Extract provided
++++++++++
SEO Relaunch Checklist: 16 Things to Prep for a Website relaunch to Preserve SEO

Relaunching a website is an inevitable part of the online game. Unfortunately, even the best redesign can result in massive traffic SEO traffic lapses. It is normal for sites to lose around 30% of traffic as Google re-crawls pages and it can take around 3 months to regain this. However, if done poorly, we have seen permanent drops in traffic, which is why we created this guide. Here’s a checklist of other items that are often neglected during a site launch, but can have a long-term affect on SEO and tracking.

Pre-launch

Pre-launch covers the large period of time leading up to the actual live launch of your new site. If you fail to plan out this prep work, you are planning to fail your SEO once you launch.

  1. Plan to Redirect Traffic. A 301 redirect is the way you tell Google how pages have moved on your site, this way, if users click on links anywhere on the internet that contain old URLs, they will still land in a helpful place on your site. 
    • make a list of all the URLs that are changing, and create a spreadsheet that maps the old URL to the new URL.
    • make a list of any URLs that will not be migrated to the new site (i.e. any pages you are getting rid of and not revamping). Make a spreadsheet that marks which new URL this should link to instead.
    • Bonus: Create a content list of your site and then go through a Kill/Keep/Clean for all of your content. An easy way to generate this list is to go into Google Analytics and export a full list of all pages for the past year plus as a CSV.
  2. Plan for Google Analytics migration – Make a spreadsheet of any hard-coded event tags and their location (i.e. button clicks or downloads you’re tracking with specific code snippets) and add these onto the new site before it goes live. Better yet, use Google Tag Manager to manage all your tags in one place. If you are not using Google Tag Manager to deploy your basic GA tracking code, that will also need to be migrated over or all basic GA tracking (sessions, pageviews, users, etc) will discontinue. Finally, make sure you know how all current goals are being tracked and how they will change on the new site. If event tagging or URL structure is changing, then goals will need to be updated as well.
  3. Design for SEO – make sure the site navigation, tagging system, naming conventions, and coding practices are designed with SEO in mind. This includes coding in a lightweight way that will keep page load time down, and making the site mobile friendly.
  4. Test out forms, like email subscription forms and contact forms, to make sure they are pushing the right data to the right places. Great QA can be the difference between a successful site launch and a big disaster.
  5. Set up MOZ keywords – create, clean and refine your list of tracked keywords that represent the bulk of your traffic. This will help you track how you are retaining reputation where it matters. This can be done with a paid account on Moz.com is probably worth it for a few months as you make the transition.

Inclusive Content Check

Relaunching a website involves a lot of content review and writing. Content written years or even a decade ago may not match the current language tone of the day. By using the Inclusivity Crawler (developed by Whole Whale), an organization can check a page or an entire site for language that may be offensive or noninclusive.

Inclusive language checker
https://Inclusivity.wholewhale.com

 

Inclusive language tool

Post-launch

  1. Set up 301 Redirects according to your plan above – make them live in whatever CMS you are using. Check these and use our spreadsheet template to do quick checks to make sure pages are rendering.
++++++++++
Prompt A
Can you repeat the records exactly, from their first line through the line containing "timeline-name[interactable]: Timeline 1", inclusive?
++++++++++
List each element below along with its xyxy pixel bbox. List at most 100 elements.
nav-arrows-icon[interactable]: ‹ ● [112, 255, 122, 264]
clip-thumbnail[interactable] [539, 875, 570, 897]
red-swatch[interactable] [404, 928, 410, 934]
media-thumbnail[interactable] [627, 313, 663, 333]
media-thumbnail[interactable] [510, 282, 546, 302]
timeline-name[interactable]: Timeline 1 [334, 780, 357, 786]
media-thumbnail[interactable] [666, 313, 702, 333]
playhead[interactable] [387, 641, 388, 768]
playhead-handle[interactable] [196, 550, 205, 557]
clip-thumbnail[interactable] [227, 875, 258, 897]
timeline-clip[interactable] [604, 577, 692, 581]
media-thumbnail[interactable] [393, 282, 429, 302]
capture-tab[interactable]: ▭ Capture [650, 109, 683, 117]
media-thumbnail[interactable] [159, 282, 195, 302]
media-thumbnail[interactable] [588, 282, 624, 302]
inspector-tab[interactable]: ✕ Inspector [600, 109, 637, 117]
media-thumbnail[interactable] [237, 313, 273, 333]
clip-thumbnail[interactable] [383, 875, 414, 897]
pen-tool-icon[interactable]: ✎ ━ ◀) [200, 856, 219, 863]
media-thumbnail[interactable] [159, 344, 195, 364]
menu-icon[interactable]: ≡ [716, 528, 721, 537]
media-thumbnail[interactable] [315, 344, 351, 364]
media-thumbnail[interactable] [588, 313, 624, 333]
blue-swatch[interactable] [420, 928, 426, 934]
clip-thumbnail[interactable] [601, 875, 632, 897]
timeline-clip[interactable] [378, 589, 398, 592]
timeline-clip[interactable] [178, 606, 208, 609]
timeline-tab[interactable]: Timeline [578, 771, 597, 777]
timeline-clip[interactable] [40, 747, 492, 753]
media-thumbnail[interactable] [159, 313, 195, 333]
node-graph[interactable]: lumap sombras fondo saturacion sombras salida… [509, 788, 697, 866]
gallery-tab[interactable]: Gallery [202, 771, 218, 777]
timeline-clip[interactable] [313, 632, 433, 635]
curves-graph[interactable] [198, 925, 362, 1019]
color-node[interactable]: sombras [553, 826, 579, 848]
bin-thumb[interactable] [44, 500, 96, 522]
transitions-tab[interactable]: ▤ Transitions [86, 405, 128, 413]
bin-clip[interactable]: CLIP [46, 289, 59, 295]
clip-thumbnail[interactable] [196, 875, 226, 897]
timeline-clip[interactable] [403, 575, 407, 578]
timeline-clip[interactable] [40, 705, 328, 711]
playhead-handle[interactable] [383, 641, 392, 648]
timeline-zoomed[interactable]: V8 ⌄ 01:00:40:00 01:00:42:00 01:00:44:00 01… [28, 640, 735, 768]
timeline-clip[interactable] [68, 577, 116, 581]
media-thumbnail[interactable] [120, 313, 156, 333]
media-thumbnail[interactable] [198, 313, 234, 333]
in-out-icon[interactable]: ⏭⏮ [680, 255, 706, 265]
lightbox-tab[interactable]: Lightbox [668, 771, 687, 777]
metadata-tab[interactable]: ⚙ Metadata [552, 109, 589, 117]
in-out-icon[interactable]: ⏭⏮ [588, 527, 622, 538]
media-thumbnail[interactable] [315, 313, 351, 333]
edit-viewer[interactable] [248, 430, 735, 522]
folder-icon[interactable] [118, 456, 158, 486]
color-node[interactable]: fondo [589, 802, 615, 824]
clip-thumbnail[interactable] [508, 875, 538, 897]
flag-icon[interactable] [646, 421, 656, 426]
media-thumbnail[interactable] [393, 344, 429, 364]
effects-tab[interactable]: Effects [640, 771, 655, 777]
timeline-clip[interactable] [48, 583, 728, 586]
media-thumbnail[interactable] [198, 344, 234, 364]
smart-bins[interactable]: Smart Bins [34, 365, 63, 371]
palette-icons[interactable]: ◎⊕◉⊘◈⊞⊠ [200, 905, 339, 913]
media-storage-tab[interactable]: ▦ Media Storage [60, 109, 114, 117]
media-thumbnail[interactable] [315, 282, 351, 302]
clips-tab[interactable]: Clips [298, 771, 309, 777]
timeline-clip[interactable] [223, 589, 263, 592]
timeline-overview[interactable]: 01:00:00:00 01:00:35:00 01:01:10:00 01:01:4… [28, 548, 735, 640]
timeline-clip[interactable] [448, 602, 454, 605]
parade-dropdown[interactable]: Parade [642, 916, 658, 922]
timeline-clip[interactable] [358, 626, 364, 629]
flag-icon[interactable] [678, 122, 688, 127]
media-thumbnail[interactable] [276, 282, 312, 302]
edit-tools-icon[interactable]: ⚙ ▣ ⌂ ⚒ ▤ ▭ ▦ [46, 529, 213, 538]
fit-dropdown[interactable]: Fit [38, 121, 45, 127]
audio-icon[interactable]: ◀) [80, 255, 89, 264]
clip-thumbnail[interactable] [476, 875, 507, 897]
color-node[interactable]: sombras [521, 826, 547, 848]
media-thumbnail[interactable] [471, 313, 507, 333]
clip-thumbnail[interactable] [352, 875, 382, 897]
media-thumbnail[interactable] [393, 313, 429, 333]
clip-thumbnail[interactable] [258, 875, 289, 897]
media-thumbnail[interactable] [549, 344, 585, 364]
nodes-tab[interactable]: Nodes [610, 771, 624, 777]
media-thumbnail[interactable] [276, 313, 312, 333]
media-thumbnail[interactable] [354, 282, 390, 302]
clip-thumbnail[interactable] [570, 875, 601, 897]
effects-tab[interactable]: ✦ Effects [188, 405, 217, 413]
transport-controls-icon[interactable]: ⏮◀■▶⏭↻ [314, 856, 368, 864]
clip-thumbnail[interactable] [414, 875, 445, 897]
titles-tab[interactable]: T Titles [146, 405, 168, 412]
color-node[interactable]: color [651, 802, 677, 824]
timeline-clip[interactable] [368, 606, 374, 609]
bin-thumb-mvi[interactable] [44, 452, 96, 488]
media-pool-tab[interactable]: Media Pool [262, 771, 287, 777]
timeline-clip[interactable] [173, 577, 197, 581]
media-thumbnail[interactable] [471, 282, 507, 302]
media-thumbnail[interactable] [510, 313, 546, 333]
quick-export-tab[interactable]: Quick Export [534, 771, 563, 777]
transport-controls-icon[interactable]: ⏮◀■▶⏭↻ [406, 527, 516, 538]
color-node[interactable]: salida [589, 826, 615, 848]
++++++++++
Prompt B
Could you copy the part of the website relaunch checklist between "Post-launch" and "pages are rendering.", inclusive, word for word?

Written reply A
List each element below along with its xyxy pixel bbox. List at most 100 elements.
nav-arrows-icon[interactable]: ‹ ● [112, 255, 122, 264]
clip-thumbnail[interactable] [539, 875, 570, 897]
red-swatch[interactable] [404, 928, 410, 934]
media-thumbnail[interactable] [627, 313, 663, 333]
media-thumbnail[interactable] [510, 282, 546, 302]
timeline-name[interactable]: Timeline 1 [334, 780, 357, 786]

Written reply B
Post-launch

  1. Set up 301 Redirects according to your plan above – make them live in whatever CMS you are using. Check these and use our spreadsheet template to do quick checks to make sure pages are rendering.